GIVEN INSTRUCTION: Here are records with pictures in them. Copy all of them exactly and leave the pictures out.

-- START MATERIAL PROVIDED --

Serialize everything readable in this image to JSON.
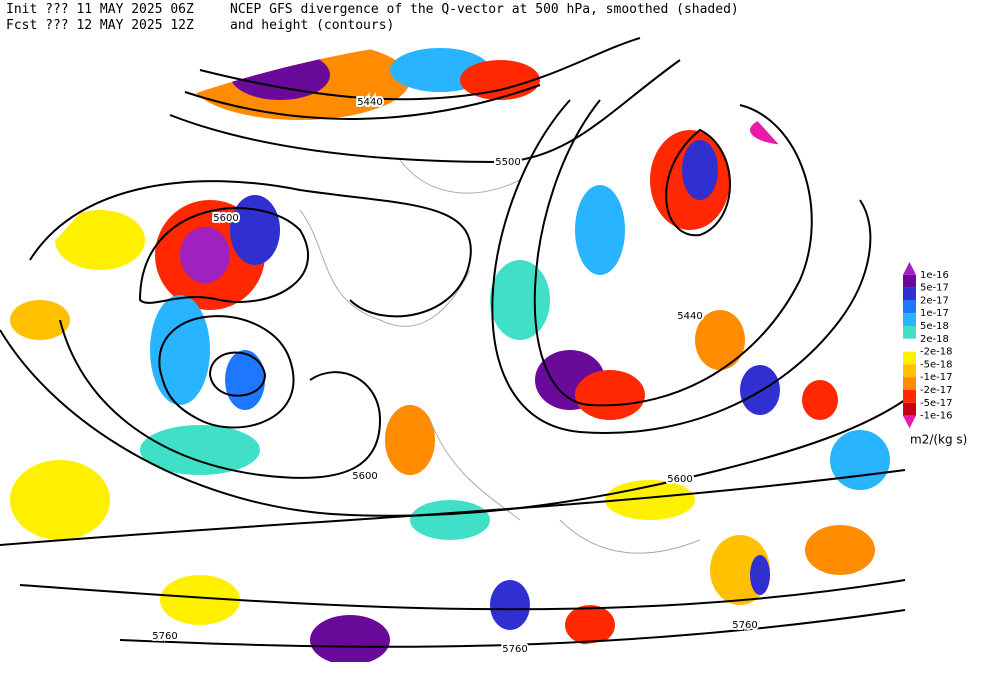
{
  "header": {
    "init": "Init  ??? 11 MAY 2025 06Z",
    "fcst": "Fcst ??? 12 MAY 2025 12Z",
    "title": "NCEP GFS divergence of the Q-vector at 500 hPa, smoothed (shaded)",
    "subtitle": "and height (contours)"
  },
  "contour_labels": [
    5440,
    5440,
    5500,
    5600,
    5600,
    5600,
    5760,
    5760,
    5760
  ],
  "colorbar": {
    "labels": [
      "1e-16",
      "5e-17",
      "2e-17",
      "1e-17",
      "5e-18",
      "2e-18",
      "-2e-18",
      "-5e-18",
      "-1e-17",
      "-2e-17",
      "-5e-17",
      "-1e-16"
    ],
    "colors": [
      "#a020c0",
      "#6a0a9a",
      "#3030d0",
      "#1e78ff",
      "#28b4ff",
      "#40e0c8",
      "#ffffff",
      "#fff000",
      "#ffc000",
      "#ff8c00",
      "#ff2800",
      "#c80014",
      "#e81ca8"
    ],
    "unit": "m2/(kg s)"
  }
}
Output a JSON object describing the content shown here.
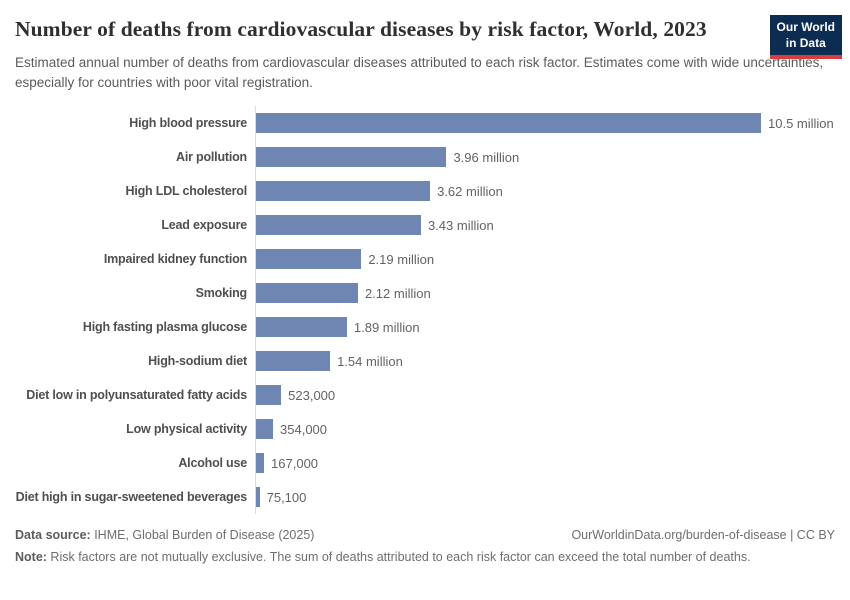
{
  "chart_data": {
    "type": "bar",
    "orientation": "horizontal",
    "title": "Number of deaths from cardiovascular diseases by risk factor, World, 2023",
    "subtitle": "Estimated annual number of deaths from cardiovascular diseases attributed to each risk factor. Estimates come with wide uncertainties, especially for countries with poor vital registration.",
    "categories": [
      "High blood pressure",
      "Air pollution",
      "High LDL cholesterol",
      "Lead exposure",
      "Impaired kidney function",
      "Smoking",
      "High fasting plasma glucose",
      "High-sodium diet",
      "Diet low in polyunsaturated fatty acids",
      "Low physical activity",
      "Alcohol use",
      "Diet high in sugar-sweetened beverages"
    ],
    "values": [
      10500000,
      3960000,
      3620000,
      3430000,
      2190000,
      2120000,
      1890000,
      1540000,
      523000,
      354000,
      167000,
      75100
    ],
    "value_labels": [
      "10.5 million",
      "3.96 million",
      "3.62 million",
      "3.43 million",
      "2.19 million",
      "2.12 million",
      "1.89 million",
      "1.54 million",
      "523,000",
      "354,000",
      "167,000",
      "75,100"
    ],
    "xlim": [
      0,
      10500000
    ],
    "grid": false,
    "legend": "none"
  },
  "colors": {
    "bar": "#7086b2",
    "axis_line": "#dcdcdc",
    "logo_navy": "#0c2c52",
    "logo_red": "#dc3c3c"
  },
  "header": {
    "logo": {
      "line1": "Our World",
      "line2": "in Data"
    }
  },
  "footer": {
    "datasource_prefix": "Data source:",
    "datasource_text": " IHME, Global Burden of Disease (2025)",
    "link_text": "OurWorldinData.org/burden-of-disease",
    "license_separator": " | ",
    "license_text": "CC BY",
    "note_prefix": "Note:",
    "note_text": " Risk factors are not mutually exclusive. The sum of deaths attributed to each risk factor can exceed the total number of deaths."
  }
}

-- END MATERIAL PROVIDED --

TASK RESPONSE:
Serialize everything readable in this image to JSON.
{
  "header": {
    "init": "Init  ??? 11 MAY 2025 06Z",
    "fcst": "Fcst ??? 12 MAY 2025 12Z",
    "title": "NCEP GFS divergence of the Q-vector at 500 hPa, smoothed (shaded)",
    "subtitle": "and height (contours)"
  },
  "contour_labels": [
    5440,
    5440,
    5500,
    5600,
    5600,
    5600,
    5760,
    5760,
    5760
  ],
  "colorbar": {
    "labels": [
      "1e-16",
      "5e-17",
      "2e-17",
      "1e-17",
      "5e-18",
      "2e-18",
      "-2e-18",
      "-5e-18",
      "-1e-17",
      "-2e-17",
      "-5e-17",
      "-1e-16"
    ],
    "colors": [
      "#a020c0",
      "#6a0a9a",
      "#3030d0",
      "#1e78ff",
      "#28b4ff",
      "#40e0c8",
      "#ffffff",
      "#fff000",
      "#ffc000",
      "#ff8c00",
      "#ff2800",
      "#c80014",
      "#e81ca8"
    ],
    "unit": "m2/(kg s)"
  }
}
Output a JSON object describing the content shown here.
{
  "chart_data": {
    "type": "bar",
    "orientation": "horizontal",
    "title": "Number of deaths from cardiovascular diseases by risk factor, World, 2023",
    "subtitle": "Estimated annual number of deaths from cardiovascular diseases attributed to each risk factor. Estimates come with wide uncertainties, especially for countries with poor vital registration.",
    "categories": [
      "High blood pressure",
      "Air pollution",
      "High LDL cholesterol",
      "Lead exposure",
      "Impaired kidney function",
      "Smoking",
      "High fasting plasma glucose",
      "High-sodium diet",
      "Diet low in polyunsaturated fatty acids",
      "Low physical activity",
      "Alcohol use",
      "Diet high in sugar-sweetened beverages"
    ],
    "values": [
      10500000,
      3960000,
      3620000,
      3430000,
      2190000,
      2120000,
      1890000,
      1540000,
      523000,
      354000,
      167000,
      75100
    ],
    "value_labels": [
      "10.5 million",
      "3.96 million",
      "3.62 million",
      "3.43 million",
      "2.19 million",
      "2.12 million",
      "1.89 million",
      "1.54 million",
      "523,000",
      "354,000",
      "167,000",
      "75,100"
    ],
    "xlim": [
      0,
      10500000
    ],
    "grid": false,
    "legend": "none"
  },
  "colors": {
    "bar": "#7086b2",
    "axis_line": "#dcdcdc",
    "logo_navy": "#0c2c52",
    "logo_red": "#dc3c3c"
  },
  "header": {
    "logo": {
      "line1": "Our World",
      "line2": "in Data"
    }
  },
  "footer": {
    "datasource_prefix": "Data source:",
    "datasource_text": " IHME, Global Burden of Disease (2025)",
    "link_text": "OurWorldinData.org/burden-of-disease",
    "license_separator": " | ",
    "license_text": "CC BY",
    "note_prefix": "Note:",
    "note_text": " Risk factors are not mutually exclusive. The sum of deaths attributed to each risk factor can exceed the total number of deaths."
  }
}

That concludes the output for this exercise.